• _EXERCISE DETAILS_
Spot every line with the word "уведомлении" and return it.

• _STORED DATA_
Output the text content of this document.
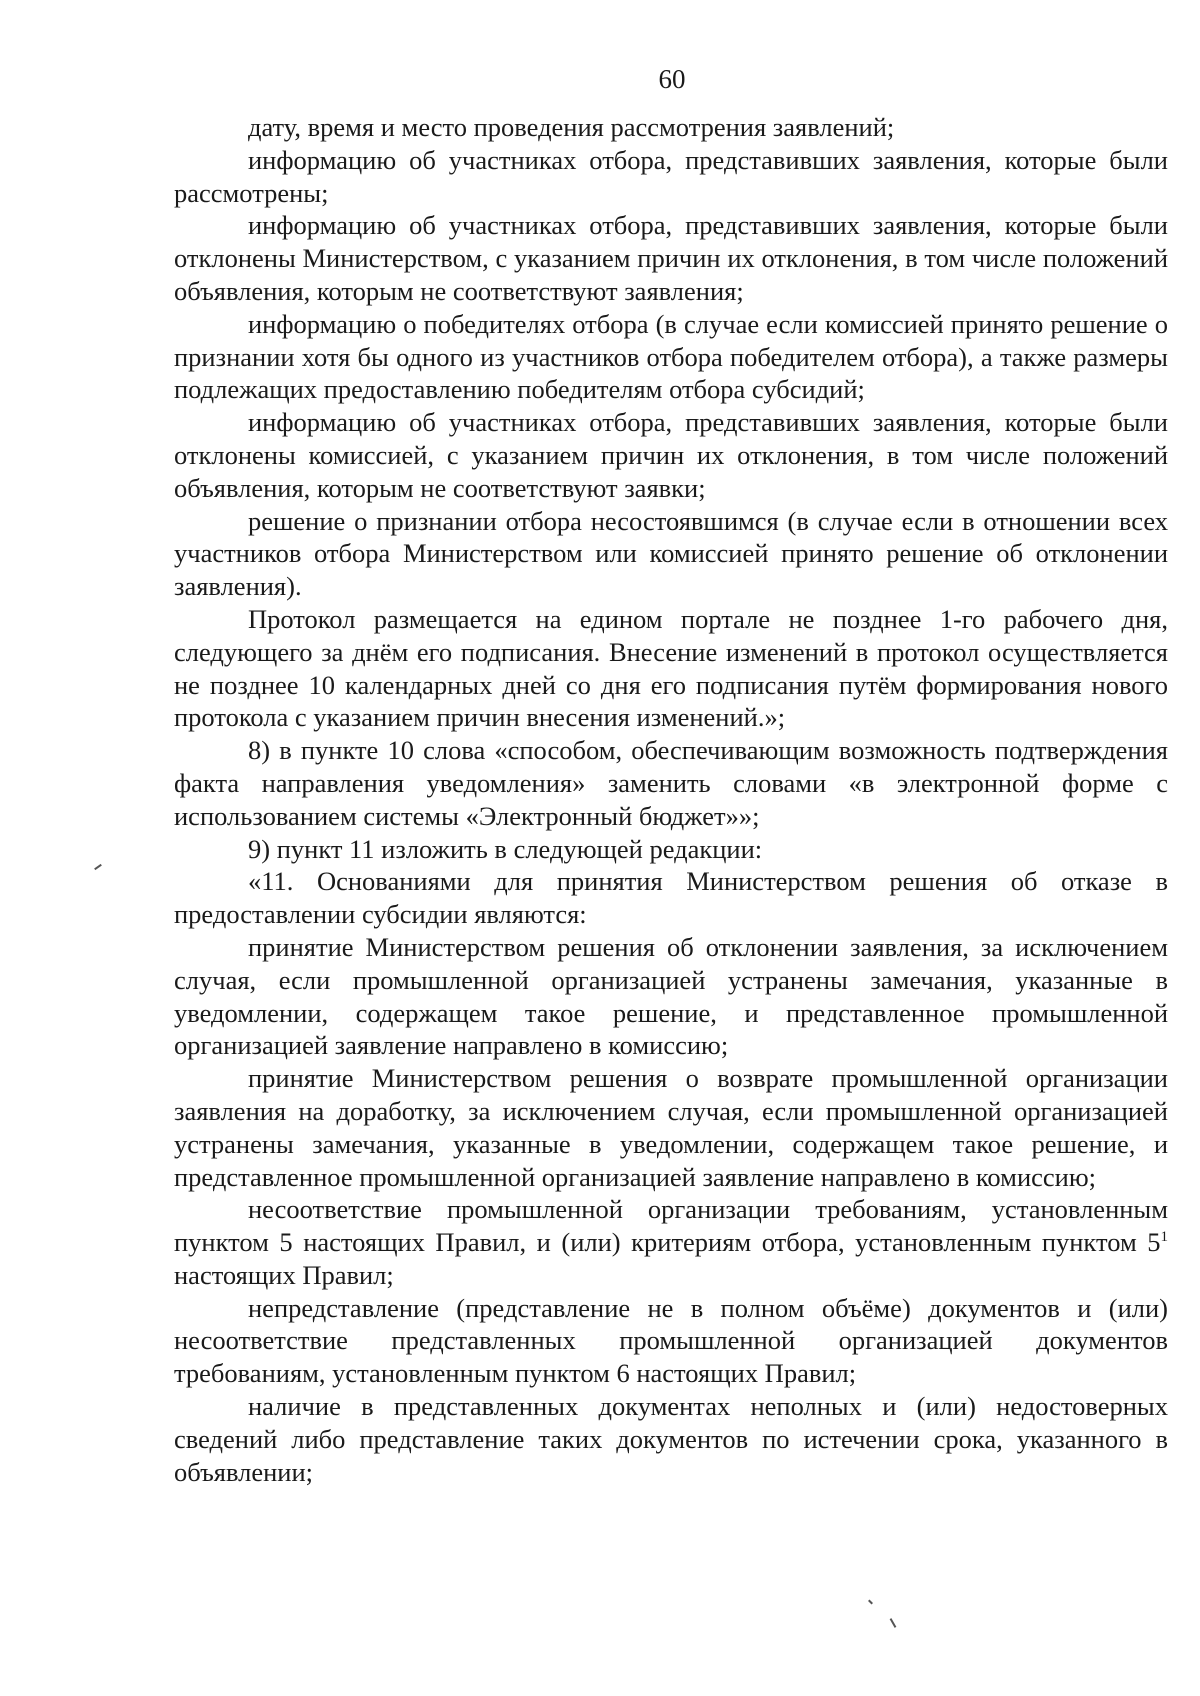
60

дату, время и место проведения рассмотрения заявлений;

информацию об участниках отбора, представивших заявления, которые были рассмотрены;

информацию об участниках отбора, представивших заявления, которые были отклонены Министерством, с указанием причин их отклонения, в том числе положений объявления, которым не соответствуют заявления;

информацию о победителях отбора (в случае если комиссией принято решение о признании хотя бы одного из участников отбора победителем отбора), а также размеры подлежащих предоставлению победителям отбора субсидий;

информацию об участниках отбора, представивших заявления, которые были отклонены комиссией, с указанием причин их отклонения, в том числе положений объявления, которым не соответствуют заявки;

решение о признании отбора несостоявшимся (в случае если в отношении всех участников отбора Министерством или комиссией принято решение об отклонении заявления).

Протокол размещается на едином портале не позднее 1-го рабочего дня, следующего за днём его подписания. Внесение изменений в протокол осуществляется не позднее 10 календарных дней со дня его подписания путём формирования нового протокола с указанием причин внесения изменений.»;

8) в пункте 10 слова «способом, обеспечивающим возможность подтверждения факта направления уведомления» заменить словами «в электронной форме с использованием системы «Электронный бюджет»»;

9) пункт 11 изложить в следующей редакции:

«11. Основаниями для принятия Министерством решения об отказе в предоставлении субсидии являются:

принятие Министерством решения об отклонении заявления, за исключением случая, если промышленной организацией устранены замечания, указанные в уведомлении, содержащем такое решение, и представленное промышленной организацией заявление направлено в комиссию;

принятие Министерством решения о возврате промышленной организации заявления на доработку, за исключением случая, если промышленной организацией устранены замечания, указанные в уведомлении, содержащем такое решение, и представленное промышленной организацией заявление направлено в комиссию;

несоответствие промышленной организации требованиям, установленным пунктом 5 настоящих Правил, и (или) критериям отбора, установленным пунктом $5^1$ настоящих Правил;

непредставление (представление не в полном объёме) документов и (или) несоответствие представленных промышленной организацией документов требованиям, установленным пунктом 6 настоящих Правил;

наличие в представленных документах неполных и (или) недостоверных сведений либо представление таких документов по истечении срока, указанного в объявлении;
* * *
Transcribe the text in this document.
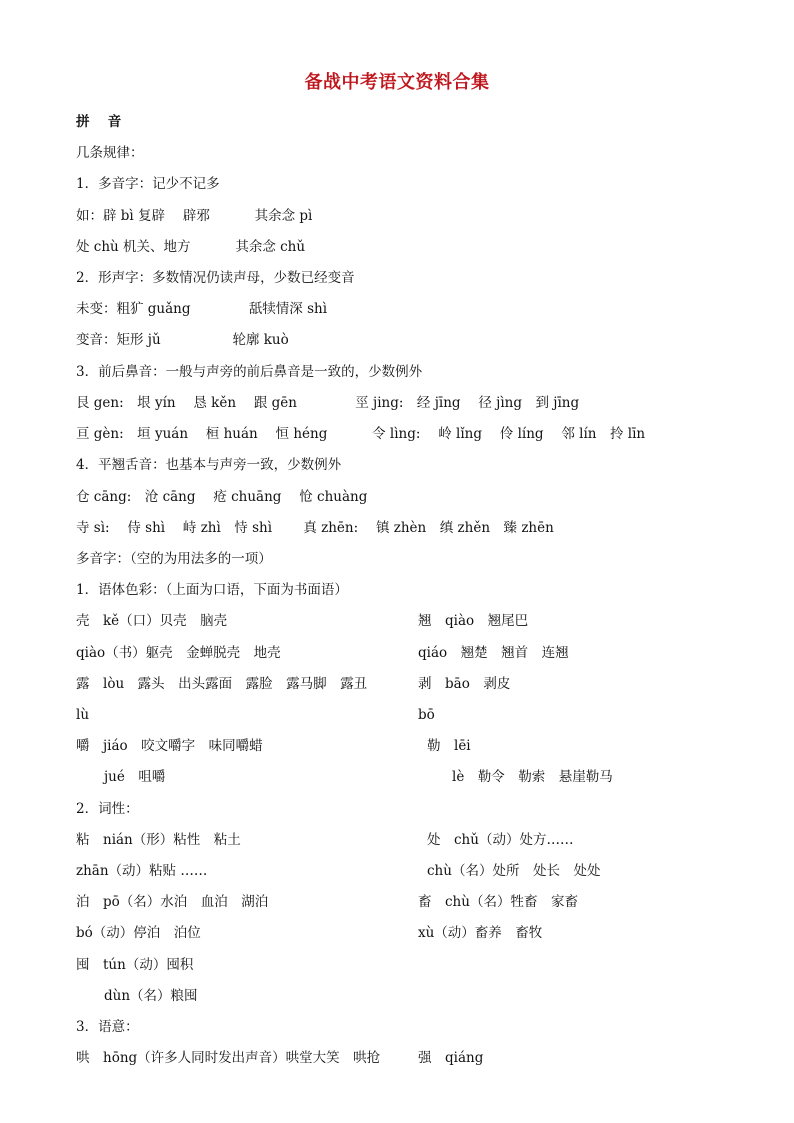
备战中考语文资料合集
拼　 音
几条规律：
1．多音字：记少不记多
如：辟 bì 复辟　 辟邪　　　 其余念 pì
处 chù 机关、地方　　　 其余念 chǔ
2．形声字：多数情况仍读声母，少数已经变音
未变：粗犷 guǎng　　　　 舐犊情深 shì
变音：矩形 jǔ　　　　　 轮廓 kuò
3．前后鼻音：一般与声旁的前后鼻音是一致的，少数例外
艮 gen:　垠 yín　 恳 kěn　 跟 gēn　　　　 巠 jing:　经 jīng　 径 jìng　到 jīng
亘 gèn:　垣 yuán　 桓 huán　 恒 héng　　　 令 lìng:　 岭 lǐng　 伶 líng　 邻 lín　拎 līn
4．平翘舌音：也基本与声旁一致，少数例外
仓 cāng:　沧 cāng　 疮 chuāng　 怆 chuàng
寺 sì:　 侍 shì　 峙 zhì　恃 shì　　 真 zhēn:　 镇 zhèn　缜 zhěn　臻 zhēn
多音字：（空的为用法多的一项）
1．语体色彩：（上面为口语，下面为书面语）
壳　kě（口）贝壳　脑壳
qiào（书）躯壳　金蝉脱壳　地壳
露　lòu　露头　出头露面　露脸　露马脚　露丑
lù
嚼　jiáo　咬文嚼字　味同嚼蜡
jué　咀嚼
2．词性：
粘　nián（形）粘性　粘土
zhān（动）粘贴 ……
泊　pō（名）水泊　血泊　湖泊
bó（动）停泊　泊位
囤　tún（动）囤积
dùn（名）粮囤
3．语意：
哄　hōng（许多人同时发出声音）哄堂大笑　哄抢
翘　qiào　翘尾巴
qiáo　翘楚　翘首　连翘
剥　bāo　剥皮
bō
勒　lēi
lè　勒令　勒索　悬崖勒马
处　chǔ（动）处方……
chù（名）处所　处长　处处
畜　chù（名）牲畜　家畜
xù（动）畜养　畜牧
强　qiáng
...
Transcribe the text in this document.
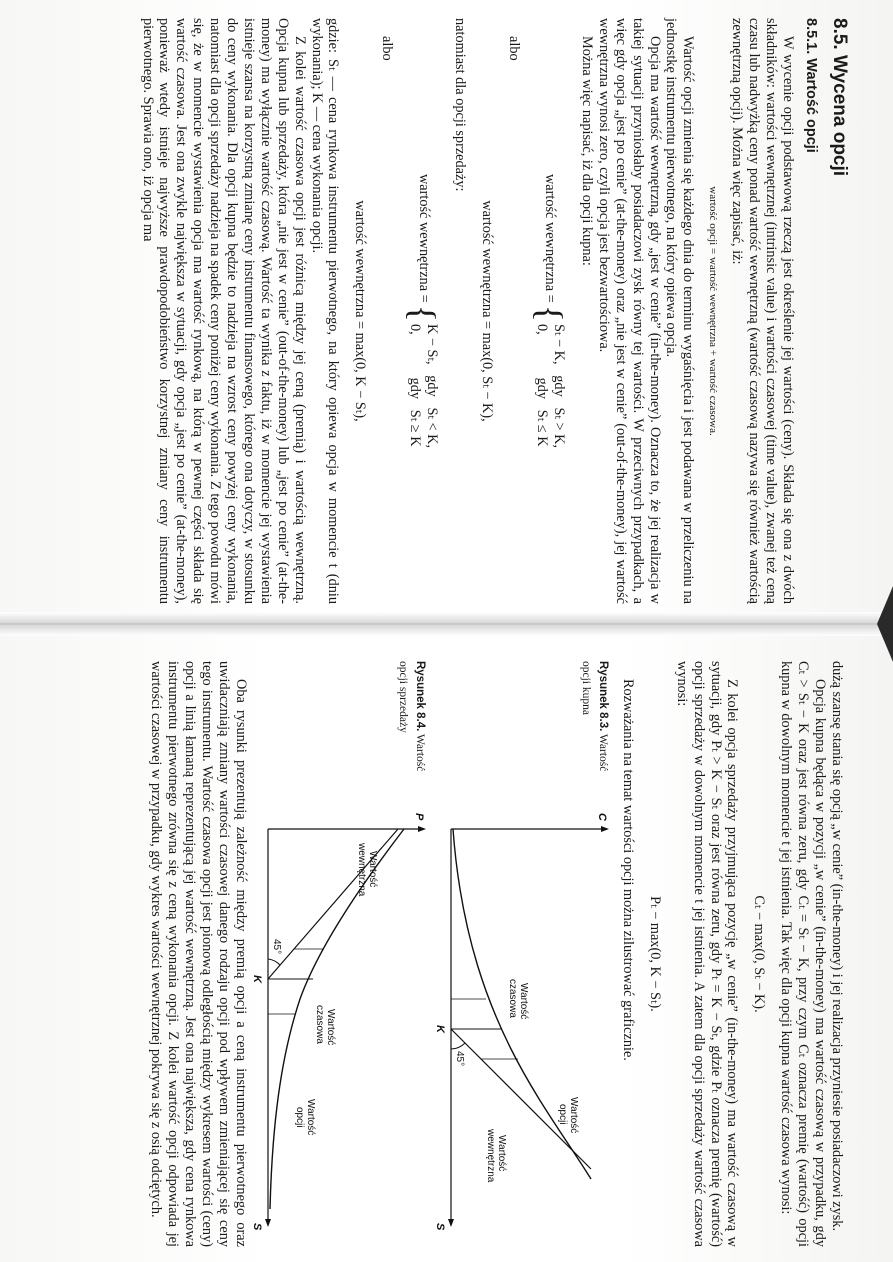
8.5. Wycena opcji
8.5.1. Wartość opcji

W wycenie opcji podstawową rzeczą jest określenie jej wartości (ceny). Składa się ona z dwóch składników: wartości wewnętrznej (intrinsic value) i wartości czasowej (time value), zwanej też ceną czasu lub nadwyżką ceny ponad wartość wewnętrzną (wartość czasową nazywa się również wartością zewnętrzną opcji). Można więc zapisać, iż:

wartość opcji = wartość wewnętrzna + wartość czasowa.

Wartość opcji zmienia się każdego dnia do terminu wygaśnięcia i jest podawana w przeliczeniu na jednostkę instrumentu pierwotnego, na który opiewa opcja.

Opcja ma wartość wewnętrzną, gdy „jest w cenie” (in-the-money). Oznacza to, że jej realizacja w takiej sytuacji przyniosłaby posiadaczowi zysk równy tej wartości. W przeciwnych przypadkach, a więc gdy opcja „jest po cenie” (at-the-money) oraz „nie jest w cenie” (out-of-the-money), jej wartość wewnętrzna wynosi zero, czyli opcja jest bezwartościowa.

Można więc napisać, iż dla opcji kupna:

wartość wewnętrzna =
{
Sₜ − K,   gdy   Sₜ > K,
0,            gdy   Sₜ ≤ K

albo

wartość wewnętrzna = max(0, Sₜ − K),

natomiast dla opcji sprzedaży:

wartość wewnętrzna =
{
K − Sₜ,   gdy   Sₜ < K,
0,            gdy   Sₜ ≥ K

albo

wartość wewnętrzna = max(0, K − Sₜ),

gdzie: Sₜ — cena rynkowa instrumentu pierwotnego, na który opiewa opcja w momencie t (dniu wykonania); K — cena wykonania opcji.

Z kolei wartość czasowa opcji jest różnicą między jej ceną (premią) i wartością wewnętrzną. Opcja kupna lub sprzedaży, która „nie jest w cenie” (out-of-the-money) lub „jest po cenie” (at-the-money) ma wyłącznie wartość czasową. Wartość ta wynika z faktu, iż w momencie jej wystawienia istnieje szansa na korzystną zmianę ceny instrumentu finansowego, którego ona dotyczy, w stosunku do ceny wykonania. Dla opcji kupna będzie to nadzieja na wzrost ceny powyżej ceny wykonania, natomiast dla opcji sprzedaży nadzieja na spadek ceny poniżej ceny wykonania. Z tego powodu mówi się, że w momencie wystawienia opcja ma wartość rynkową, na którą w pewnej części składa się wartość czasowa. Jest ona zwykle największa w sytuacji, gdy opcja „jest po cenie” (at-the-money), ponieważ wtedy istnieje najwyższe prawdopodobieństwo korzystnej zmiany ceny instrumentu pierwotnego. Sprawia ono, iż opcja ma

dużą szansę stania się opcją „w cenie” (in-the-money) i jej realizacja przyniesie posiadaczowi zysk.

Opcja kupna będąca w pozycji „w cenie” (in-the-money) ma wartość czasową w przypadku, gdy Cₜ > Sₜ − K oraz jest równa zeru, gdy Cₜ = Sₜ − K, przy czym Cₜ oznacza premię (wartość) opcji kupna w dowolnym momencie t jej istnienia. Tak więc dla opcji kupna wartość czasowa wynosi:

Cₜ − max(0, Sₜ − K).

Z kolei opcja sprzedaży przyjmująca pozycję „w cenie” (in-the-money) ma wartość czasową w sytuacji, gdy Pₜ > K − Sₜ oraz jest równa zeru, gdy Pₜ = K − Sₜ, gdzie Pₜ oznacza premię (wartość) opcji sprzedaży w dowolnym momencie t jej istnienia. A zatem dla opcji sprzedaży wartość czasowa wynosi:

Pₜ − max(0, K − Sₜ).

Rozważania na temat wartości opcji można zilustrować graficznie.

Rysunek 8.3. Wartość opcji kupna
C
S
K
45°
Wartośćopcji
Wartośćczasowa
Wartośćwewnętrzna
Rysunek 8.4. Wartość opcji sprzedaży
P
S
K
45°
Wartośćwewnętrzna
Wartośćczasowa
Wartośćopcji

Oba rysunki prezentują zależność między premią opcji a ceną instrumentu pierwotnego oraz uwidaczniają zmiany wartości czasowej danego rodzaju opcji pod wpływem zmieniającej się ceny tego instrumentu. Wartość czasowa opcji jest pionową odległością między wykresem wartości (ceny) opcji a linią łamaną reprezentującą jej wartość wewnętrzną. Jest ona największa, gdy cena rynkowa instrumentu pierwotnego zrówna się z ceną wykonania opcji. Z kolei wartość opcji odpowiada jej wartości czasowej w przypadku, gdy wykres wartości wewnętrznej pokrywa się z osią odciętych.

• _EXERCISE OUTPUT_
принятие Министерством решения об отклонении заявления, за исключением случая, если промышленной организацией устранены замечания, указанные в уведомлении, содержащем такое решение, и представленное промышленной организацией заявление направлено в комиссию;
принятие Министерством решения о возврате промышленной организации заявления на доработку, за исключением случая, если промышленной организацией устранены замечания, указанные в уведомлении, содержащем такое решение, и представленное промышленной организацией заявление направлено в комиссию;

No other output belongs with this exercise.